-- start of Record extracts --
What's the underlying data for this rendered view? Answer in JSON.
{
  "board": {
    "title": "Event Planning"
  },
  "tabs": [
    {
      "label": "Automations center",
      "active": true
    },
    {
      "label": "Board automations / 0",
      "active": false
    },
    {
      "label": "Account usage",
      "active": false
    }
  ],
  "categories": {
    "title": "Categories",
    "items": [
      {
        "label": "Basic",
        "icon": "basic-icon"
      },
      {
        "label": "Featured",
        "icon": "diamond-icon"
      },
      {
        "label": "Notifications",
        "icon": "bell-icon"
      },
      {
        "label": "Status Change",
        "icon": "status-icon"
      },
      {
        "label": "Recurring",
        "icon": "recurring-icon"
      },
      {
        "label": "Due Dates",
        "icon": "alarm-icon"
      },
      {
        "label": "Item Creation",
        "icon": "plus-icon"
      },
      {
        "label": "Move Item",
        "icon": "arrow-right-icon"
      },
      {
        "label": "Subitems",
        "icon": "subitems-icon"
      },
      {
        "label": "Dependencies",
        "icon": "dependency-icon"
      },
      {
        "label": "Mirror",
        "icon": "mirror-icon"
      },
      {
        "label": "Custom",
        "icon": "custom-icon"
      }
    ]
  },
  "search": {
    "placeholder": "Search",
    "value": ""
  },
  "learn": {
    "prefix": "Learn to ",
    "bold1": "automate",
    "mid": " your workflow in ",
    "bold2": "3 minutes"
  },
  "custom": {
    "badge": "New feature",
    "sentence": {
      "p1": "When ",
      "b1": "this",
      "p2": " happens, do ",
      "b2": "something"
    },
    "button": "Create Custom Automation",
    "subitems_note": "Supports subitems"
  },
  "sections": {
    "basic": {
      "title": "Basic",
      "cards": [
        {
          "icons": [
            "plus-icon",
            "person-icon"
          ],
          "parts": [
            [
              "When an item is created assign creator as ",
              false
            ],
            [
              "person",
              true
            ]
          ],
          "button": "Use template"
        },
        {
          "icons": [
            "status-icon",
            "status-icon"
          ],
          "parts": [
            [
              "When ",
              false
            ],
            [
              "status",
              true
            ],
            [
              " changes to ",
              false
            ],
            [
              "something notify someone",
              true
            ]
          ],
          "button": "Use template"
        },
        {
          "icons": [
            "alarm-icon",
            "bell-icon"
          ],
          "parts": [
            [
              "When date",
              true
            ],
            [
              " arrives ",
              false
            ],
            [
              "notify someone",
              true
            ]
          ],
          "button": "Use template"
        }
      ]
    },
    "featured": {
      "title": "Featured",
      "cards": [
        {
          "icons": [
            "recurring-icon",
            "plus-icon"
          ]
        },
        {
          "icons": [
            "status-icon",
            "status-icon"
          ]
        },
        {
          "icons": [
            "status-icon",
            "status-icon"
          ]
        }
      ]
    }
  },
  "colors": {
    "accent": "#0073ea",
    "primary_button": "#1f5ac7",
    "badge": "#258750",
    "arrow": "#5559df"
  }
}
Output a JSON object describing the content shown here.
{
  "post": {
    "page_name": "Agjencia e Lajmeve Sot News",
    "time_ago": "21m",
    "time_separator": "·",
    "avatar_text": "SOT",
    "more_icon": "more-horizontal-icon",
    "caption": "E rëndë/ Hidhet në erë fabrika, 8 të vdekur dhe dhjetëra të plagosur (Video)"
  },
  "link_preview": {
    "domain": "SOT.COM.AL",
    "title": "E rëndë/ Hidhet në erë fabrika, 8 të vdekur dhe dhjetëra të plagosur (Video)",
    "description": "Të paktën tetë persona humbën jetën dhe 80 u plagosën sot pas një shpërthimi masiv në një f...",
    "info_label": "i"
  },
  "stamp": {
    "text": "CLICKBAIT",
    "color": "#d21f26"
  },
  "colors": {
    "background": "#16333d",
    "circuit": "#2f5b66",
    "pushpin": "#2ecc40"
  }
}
-- end of Record extracts --
Copy every line of the records word for word.

What's the underlying data for this rendered view? Answer in JSON.
{
  "board": {
    "title": "Event Planning"
  },
  "tabs": [
    {
      "label": "Automations center",
      "active": true
    },
    {
      "label": "Board automations / 0",
      "active": false
    },
    {
      "label": "Account usage",
      "active": false
    }
  ],
  "categories": {
    "title": "Categories",
    "items": [
      {
        "label": "Basic",
        "icon": "basic-icon"
      },
      {
        "label": "Featured",
        "icon": "diamond-icon"
      },
      {
        "label": "Notifications",
        "icon": "bell-icon"
      },
      {
        "label": "Status Change",
        "icon": "status-icon"
      },
      {
        "label": "Recurring",
        "icon": "recurring-icon"
      },
      {
        "label": "Due Dates",
        "icon": "alarm-icon"
      },
      {
        "label": "Item Creation",
        "icon": "plus-icon"
      },
      {
        "label": "Move Item",
        "icon": "arrow-right-icon"
      },
      {
        "label": "Subitems",
        "icon": "subitems-icon"
      },
      {
        "label": "Dependencies",
        "icon": "dependency-icon"
      },
      {
        "label": "Mirror",
        "icon": "mirror-icon"
      },
      {
        "label": "Custom",
        "icon": "custom-icon"
      }
    ]
  },
  "search": {
    "placeholder": "Search",
    "value": ""
  },
  "learn": {
    "prefix": "Learn to ",
    "bold1": "automate",
    "mid": " your workflow in ",
    "bold2": "3 minutes"
  },
  "custom": {
    "badge": "New feature",
    "sentence": {
      "p1": "When ",
      "b1": "this",
      "p2": " happens, do ",
      "b2": "something"
    },
    "button": "Create Custom Automation",
    "subitems_note": "Supports subitems"
  },
  "sections": {
    "basic": {
      "title": "Basic",
      "cards": [
        {
          "icons": [
            "plus-icon",
            "person-icon"
          ],
          "parts": [
            [
              "When an item is created assign creator as ",
              false
            ],
            [
              "person",
              true
            ]
          ],
          "button": "Use template"
        },
        {
          "icons": [
            "status-icon",
            "status-icon"
          ],
          "parts": [
            [
              "When ",
              false
            ],
            [
              "status",
              true
            ],
            [
              " changes to ",
              false
            ],
            [
              "something notify someone",
              true
            ]
          ],
          "button": "Use template"
        },
        {
          "icons": [
            "alarm-icon",
            "bell-icon"
          ],
          "parts": [
            [
              "When date",
              true
            ],
            [
              " arrives ",
              false
            ],
            [
              "notify someone",
              true
            ]
          ],
          "button": "Use template"
        }
      ]
    },
    "featured": {
      "title": "Featured",
      "cards": [
        {
          "icons": [
            "recurring-icon",
            "plus-icon"
          ]
        },
        {
          "icons": [
            "status-icon",
            "status-icon"
          ]
        },
        {
          "icons": [
            "status-icon",
            "status-icon"
          ]
        }
      ]
    }
  },
  "colors": {
    "accent": "#0073ea",
    "primary_button": "#1f5ac7",
    "badge": "#258750",
    "arrow": "#5559df"
  }
}
Output a JSON object describing the content shown here.
{
  "post": {
    "page_name": "Agjencia e Lajmeve Sot News",
    "time_ago": "21m",
    "time_separator": "·",
    "avatar_text": "SOT",
    "more_icon": "more-horizontal-icon",
    "caption": "E rëndë/ Hidhet në erë fabrika, 8 të vdekur dhe dhjetëra të plagosur (Video)"
  },
  "link_preview": {
    "domain": "SOT.COM.AL",
    "title": "E rëndë/ Hidhet në erë fabrika, 8 të vdekur dhe dhjetëra të plagosur (Video)",
    "description": "Të paktën tetë persona humbën jetën dhe 80 u plagosën sot pas një shpërthimi masiv në një f...",
    "info_label": "i"
  },
  "stamp": {
    "text": "CLICKBAIT",
    "color": "#d21f26"
  },
  "colors": {
    "background": "#16333d",
    "circuit": "#2f5b66",
    "pushpin": "#2ecc40"
  }
}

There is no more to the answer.